Short problem: Copy out the listing that follows, exact in every word, and skip the images.

Extracted data entries:
=====
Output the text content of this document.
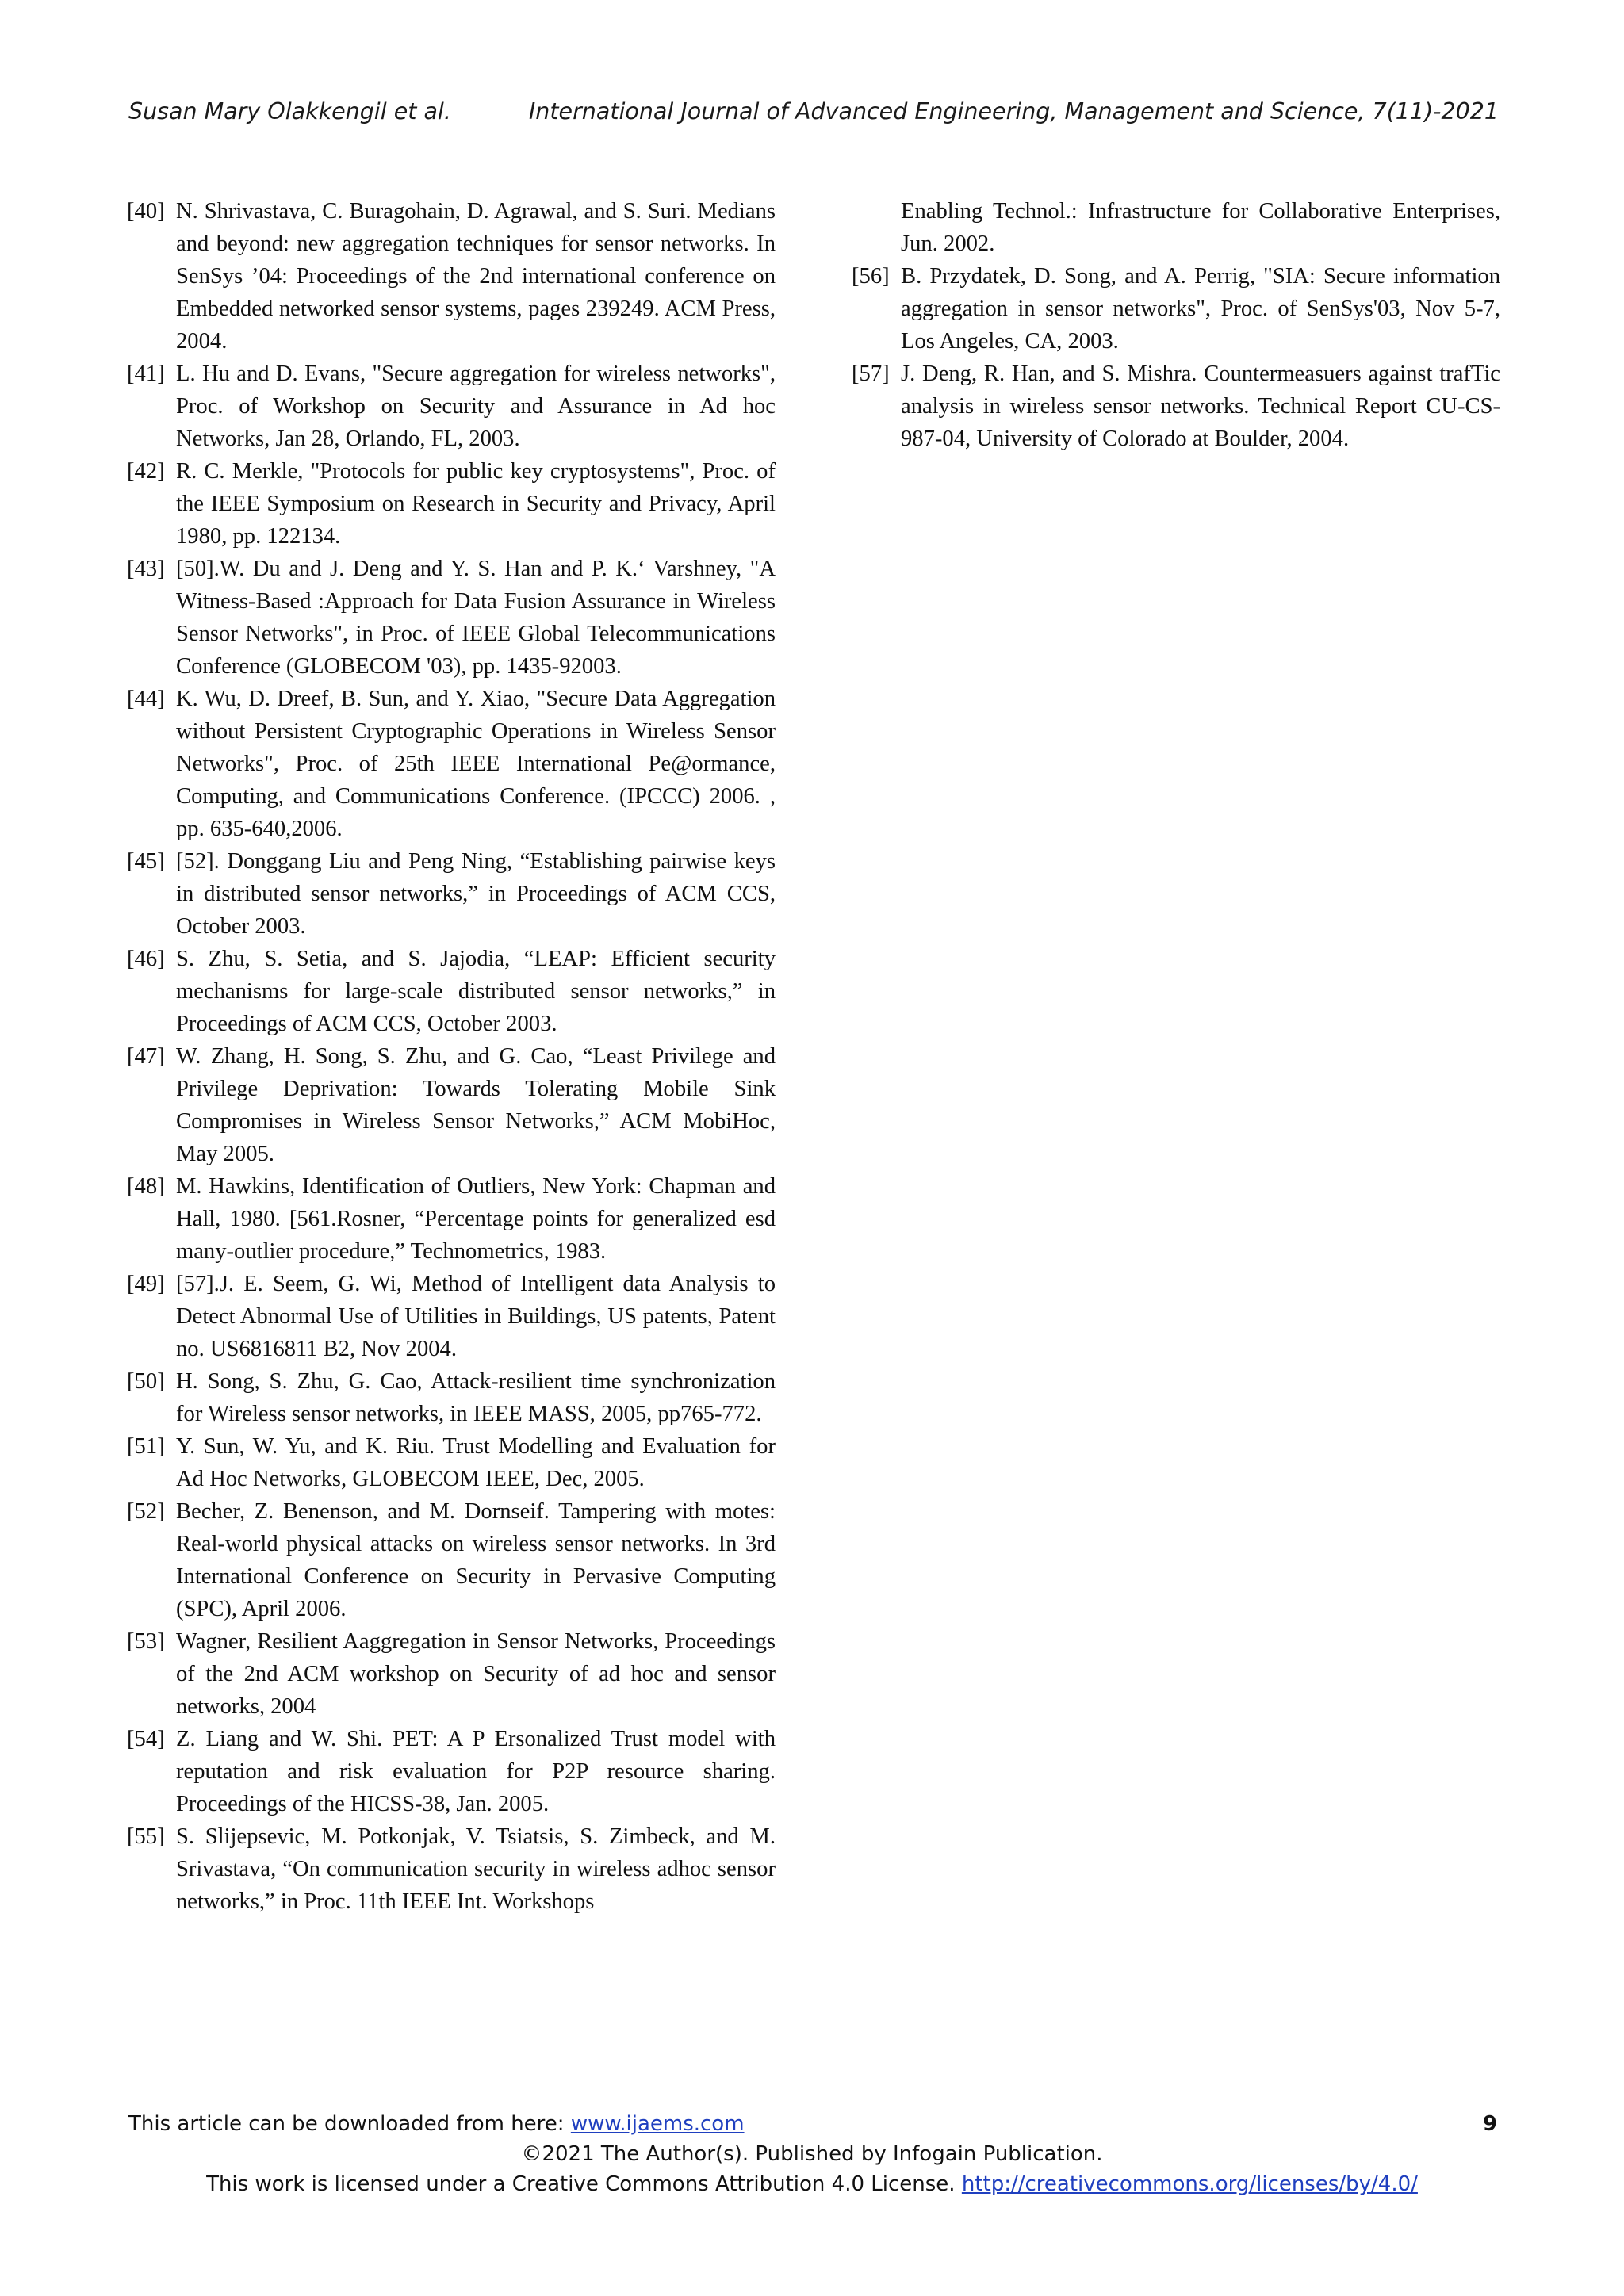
Susan Mary Olakkengil et al.	International Journal of Advanced Engineering, Management and Science, 7(11)-2021
[40] N. Shrivastava, C. Buragohain, D. Agrawal, and S. Suri. Medians and beyond: new aggregation techniques for sensor networks. In SenSys ’04: Proceedings of the 2nd international conference on Embedded networked sensor systems, pages 239249. ACM Press, 2004.
[41] L. Hu and D. Evans, "Secure aggregation for wireless networks", Proc. of Workshop on Security and Assurance in Ad hoc Networks, Jan 28, Orlando, FL, 2003.
[42] R. C. Merkle, "Protocols for public key cryptosystems", Proc. of the IEEE Symposium on Research in Security and Privacy, April 1980, pp. 122134.
[43] [50].W. Du and J. Deng and Y. S. Han and P. K.‘ Varshney, "A Witness-Based :Approach for Data Fusion Assurance in Wireless Sensor Networks", in Proc. of IEEE Global Telecommunications Conference (GLOBECOM '03), pp. 1435-92003.
[44] K. Wu, D. Dreef, B. Sun, and Y. Xiao, "Secure Data Aggregation without Persistent Cryptographic Operations in Wireless Sensor Networks", Proc. of 25th IEEE International Pe@ormance, Computing, and Communications Conference. (IPCCC) 2006. , pp. 635-640,2006.
[45] [52]. Donggang Liu and Peng Ning, “Establishing pairwise keys in distributed sensor networks,” in Proceedings of ACM CCS, October 2003.
[46] S. Zhu, S. Setia, and S. Jajodia, “LEAP: Efficient security mechanisms for large-scale distributed sensor networks,” in Proceedings of ACM CCS, October 2003.
[47] W. Zhang, H. Song, S. Zhu, and G. Cao, “Least Privilege and Privilege Deprivation: Towards Tolerating Mobile Sink Compromises in Wireless Sensor Networks,” ACM MobiHoc, May 2005.
[48] M. Hawkins, Identification of Outliers, New York: Chapman and Hall, 1980. [561.Rosner, “Percentage points for generalized esd many-outlier procedure,” Technometrics, 1983.
[49] [57].J. E. Seem, G. Wi, Method of Intelligent data Analysis to Detect Abnormal Use of Utilities in Buildings, US patents, Patent no. US6816811 B2, Nov 2004.
[50] H. Song, S. Zhu, G. Cao, Attack-resilient time synchronization for Wireless sensor networks, in IEEE MASS, 2005, pp765-772.
[51] Y. Sun, W. Yu, and K. Riu. Trust Modelling and Evaluation for Ad Hoc Networks, GLOBECOM IEEE, Dec, 2005.
[52] Becher, Z. Benenson, and M. Dornseif. Tampering with motes: Real-world physical attacks on wireless sensor networks. In 3rd International Conference on Security in Pervasive Computing (SPC), April 2006.
[53] Wagner, Resilient Aaggregation in Sensor Networks, Proceedings of the 2nd ACM workshop on Security of ad hoc and sensor networks, 2004
[54] Z. Liang and W. Shi. PET: A P Ersonalized Trust model with reputation and risk evaluation for P2P resource sharing. Proceedings of the HICSS-38, Jan. 2005.
[55] S. Slijepsevic, M. Potkonjak, V. Tsiatsis, S. Zimbeck, and M. Srivastava, “On communication security in wireless adhoc sensor networks,” in Proc. 11th IEEE Int. Workshops
Enabling Technol.: Infrastructure for Collaborative Enterprises, Jun. 2002.
[56] B. Przydatek, D. Song, and A. Perrig, "SIA: Secure information aggregation in sensor networks", Proc. of SenSys'03, Nov 5-7, Los Angeles, CA, 2003.
[57] J. Deng, R. Han, and S. Mishra. Countermeasuers against trafTic analysis in wireless sensor networks. Technical Report CU-CS-987-04, University of Colorado at Boulder, 2004.
This article can be downloaded from here: www.ijaems.com	9
©2021 The Author(s). Published by Infogain Publication.
This work is licensed under a Creative Commons Attribution 4.0 License. http://creativecommons.org/licenses/by/4.0/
=====
Exercise result:
Output the text content of this document.
Susan Mary Olakkengil et al.	International Journal of Advanced Engineering, Management and Science, 7(11)-2021
[40] N. Shrivastava, C. Buragohain, D. Agrawal, and S. Suri. Medians and beyond: new aggregation techniques for sensor networks. In SenSys ’04: Proceedings of the 2nd international conference on Embedded networked sensor systems, pages 239249. ACM Press, 2004.
[41] L. Hu and D. Evans, "Secure aggregation for wireless networks", Proc. of Workshop on Security and Assurance in Ad hoc Networks, Jan 28, Orlando, FL, 2003.
[42] R. C. Merkle, "Protocols for public key cryptosystems", Proc. of the IEEE Symposium on Research in Security and Privacy, April 1980, pp. 122134.
[43] [50].W. Du and J. Deng and Y. S. Han and P. K.‘ Varshney, "A Witness-Based :Approach for Data Fusion Assurance in Wireless Sensor Networks", in Proc. of IEEE Global Telecommunications Conference (GLOBECOM '03), pp. 1435-92003.
[44] K. Wu, D. Dreef, B. Sun, and Y. Xiao, "Secure Data Aggregation without Persistent Cryptographic Operations in Wireless Sensor Networks", Proc. of 25th IEEE International Pe@ormance, Computing, and Communications Conference. (IPCCC) 2006. , pp. 635-640,2006.
[45] [52]. Donggang Liu and Peng Ning, “Establishing pairwise keys in distributed sensor networks,” in Proceedings of ACM CCS, October 2003.
[46] S. Zhu, S. Setia, and S. Jajodia, “LEAP: Efficient security mechanisms for large-scale distributed sensor networks,” in Proceedings of ACM CCS, October 2003.
[47] W. Zhang, H. Song, S. Zhu, and G. Cao, “Least Privilege and Privilege Deprivation: Towards Tolerating Mobile Sink Compromises in Wireless Sensor Networks,” ACM MobiHoc, May 2005.
[48] M. Hawkins, Identification of Outliers, New York: Chapman and Hall, 1980. [561.Rosner, “Percentage points for generalized esd many-outlier procedure,” Technometrics, 1983.
[49] [57].J. E. Seem, G. Wi, Method of Intelligent data Analysis to Detect Abnormal Use of Utilities in Buildings, US patents, Patent no. US6816811 B2, Nov 2004.
[50] H. Song, S. Zhu, G. Cao, Attack-resilient time synchronization for Wireless sensor networks, in IEEE MASS, 2005, pp765-772.
[51] Y. Sun, W. Yu, and K. Riu. Trust Modelling and Evaluation for Ad Hoc Networks, GLOBECOM IEEE, Dec, 2005.
[52] Becher, Z. Benenson, and M. Dornseif. Tampering with motes: Real-world physical attacks on wireless sensor networks. In 3rd International Conference on Security in Pervasive Computing (SPC), April 2006.
[53] Wagner, Resilient Aaggregation in Sensor Networks, Proceedings of the 2nd ACM workshop on Security of ad hoc and sensor networks, 2004
[54] Z. Liang and W. Shi. PET: A P Ersonalized Trust model with reputation and risk evaluation for P2P resource sharing. Proceedings of the HICSS-38, Jan. 2005.
[55] S. Slijepsevic, M. Potkonjak, V. Tsiatsis, S. Zimbeck, and M. Srivastava, “On communication security in wireless adhoc sensor networks,” in Proc. 11th IEEE Int. Workshops
Enabling Technol.: Infrastructure for Collaborative Enterprises, Jun. 2002.
[56] B. Przydatek, D. Song, and A. Perrig, "SIA: Secure information aggregation in sensor networks", Proc. of SenSys'03, Nov 5-7, Los Angeles, CA, 2003.
[57] J. Deng, R. Han, and S. Mishra. Countermeasuers against trafTic analysis in wireless sensor networks. Technical Report CU-CS-987-04, University of Colorado at Boulder, 2004.
This article can be downloaded from here: www.ijaems.com	9
©2021 The Author(s). Published by Infogain Publication.
This work is licensed under a Creative Commons Attribution 4.0 License. http://creativecommons.org/licenses/by/4.0/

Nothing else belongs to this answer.